» Exercise
In your copy, repeat the records exactly and leave out the pictures.

Data listing
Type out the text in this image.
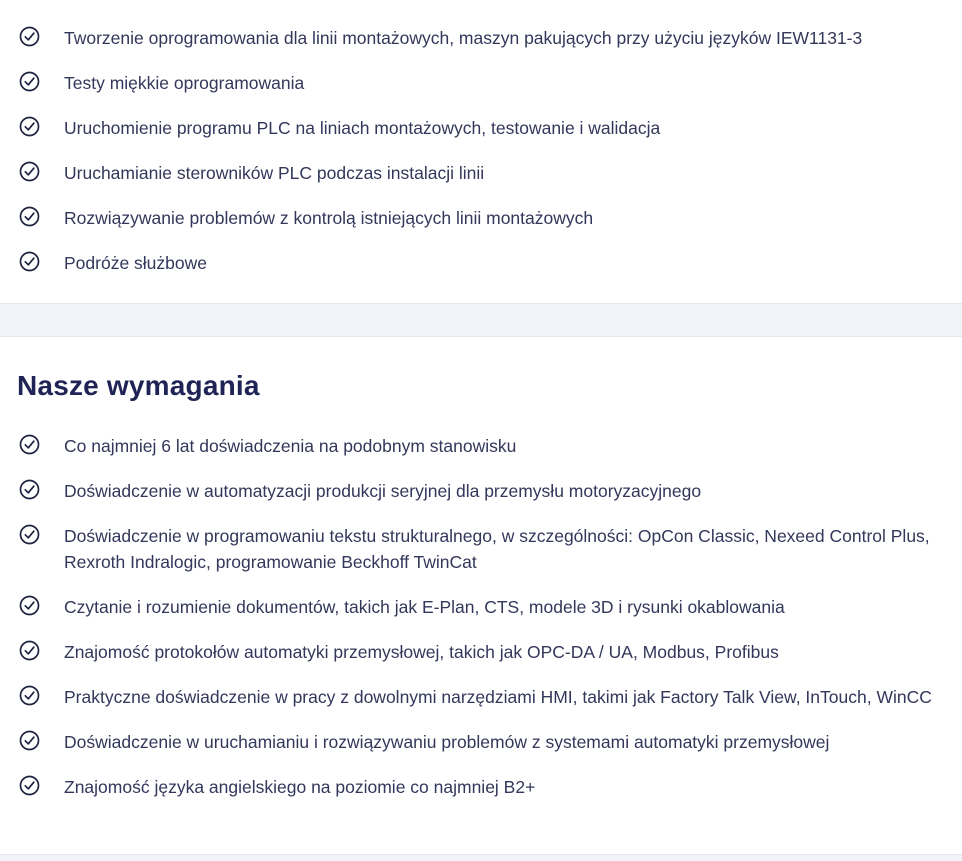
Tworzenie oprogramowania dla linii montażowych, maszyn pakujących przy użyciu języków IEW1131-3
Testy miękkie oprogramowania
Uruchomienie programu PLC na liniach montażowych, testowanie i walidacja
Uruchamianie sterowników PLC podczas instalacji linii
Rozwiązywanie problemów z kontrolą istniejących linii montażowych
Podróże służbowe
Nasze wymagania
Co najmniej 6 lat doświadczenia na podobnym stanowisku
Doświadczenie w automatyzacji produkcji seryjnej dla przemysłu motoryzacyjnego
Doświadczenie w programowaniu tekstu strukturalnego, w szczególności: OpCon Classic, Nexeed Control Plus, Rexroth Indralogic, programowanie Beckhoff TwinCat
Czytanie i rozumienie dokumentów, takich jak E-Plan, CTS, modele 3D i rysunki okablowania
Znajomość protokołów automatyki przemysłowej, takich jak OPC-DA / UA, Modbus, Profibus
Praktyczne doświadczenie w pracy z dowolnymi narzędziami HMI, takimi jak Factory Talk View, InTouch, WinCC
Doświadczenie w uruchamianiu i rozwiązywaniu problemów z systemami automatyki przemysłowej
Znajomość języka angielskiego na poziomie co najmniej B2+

» Solution to this problem
Type out the text in this image.
Tworzenie oprogramowania dla linii montażowych, maszyn pakujących przy użyciu języków IEW1131-3
Testy miękkie oprogramowania
Uruchomienie programu PLC na liniach montażowych, testowanie i walidacja
Uruchamianie sterowników PLC podczas instalacji linii
Rozwiązywanie problemów z kontrolą istniejących linii montażowych
Podróże służbowe
Nasze wymagania
Co najmniej 6 lat doświadczenia na podobnym stanowisku
Doświadczenie w automatyzacji produkcji seryjnej dla przemysłu motoryzacyjnego
Doświadczenie w programowaniu tekstu strukturalnego, w szczególności: OpCon Classic, Nexeed Control Plus, Rexroth Indralogic, programowanie Beckhoff TwinCat
Czytanie i rozumienie dokumentów, takich jak E-Plan, CTS, modele 3D i rysunki okablowania
Znajomość protokołów automatyki przemysłowej, takich jak OPC-DA / UA, Modbus, Profibus
Praktyczne doświadczenie w pracy z dowolnymi narzędziami HMI, takimi jak Factory Talk View, InTouch, WinCC
Doświadczenie w uruchamianiu i rozwiązywaniu problemów z systemami automatyki przemysłowej
Znajomość języka angielskiego na poziomie co najmniej B2+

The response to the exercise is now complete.